## Supplied data
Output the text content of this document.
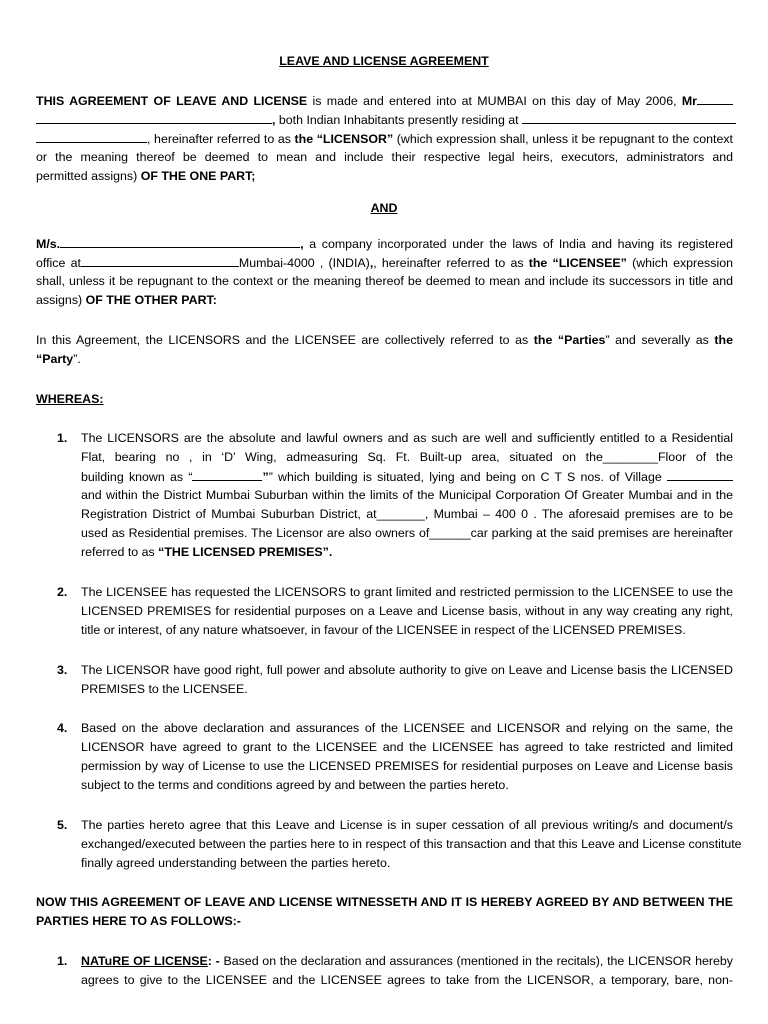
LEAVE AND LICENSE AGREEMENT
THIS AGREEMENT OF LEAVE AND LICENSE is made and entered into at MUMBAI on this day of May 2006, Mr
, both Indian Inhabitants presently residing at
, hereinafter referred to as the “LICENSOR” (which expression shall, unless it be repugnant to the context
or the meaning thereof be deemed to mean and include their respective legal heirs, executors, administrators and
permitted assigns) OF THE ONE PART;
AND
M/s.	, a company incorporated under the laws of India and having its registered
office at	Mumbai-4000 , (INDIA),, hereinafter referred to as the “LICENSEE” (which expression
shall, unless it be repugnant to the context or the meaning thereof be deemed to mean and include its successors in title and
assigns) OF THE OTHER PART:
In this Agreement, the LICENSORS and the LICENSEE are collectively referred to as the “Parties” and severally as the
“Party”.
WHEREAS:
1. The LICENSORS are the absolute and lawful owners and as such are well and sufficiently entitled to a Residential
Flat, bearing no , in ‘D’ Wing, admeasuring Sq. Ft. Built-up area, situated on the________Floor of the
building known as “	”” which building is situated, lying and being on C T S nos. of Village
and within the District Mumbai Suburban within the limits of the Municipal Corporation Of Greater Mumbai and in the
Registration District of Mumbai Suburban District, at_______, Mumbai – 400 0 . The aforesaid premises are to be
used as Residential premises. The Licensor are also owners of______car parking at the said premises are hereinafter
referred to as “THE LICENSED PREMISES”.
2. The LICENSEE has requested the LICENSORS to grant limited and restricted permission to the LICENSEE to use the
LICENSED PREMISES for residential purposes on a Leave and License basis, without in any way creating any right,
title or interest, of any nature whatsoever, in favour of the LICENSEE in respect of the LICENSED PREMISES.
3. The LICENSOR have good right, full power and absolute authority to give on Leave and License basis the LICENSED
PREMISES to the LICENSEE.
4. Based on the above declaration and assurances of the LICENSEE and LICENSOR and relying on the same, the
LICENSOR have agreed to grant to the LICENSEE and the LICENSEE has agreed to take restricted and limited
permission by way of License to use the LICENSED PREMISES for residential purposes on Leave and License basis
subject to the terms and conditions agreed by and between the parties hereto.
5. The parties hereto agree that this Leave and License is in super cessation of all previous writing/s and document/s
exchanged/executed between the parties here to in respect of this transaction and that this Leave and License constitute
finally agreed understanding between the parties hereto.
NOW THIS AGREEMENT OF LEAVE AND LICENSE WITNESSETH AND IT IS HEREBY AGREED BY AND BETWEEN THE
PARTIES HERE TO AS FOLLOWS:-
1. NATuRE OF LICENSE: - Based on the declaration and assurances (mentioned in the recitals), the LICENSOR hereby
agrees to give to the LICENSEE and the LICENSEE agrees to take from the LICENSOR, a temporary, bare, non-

## Stated exercise
Show the lines of the records that contain the word "owners".

## Solution for this exercise
1. The LICENSORS are the absolute and lawful owners and as such are well and sufficiently entitled to a Residential
used as Residential premises. The Licensor are also owners of______car parking at the said premises are hereinafter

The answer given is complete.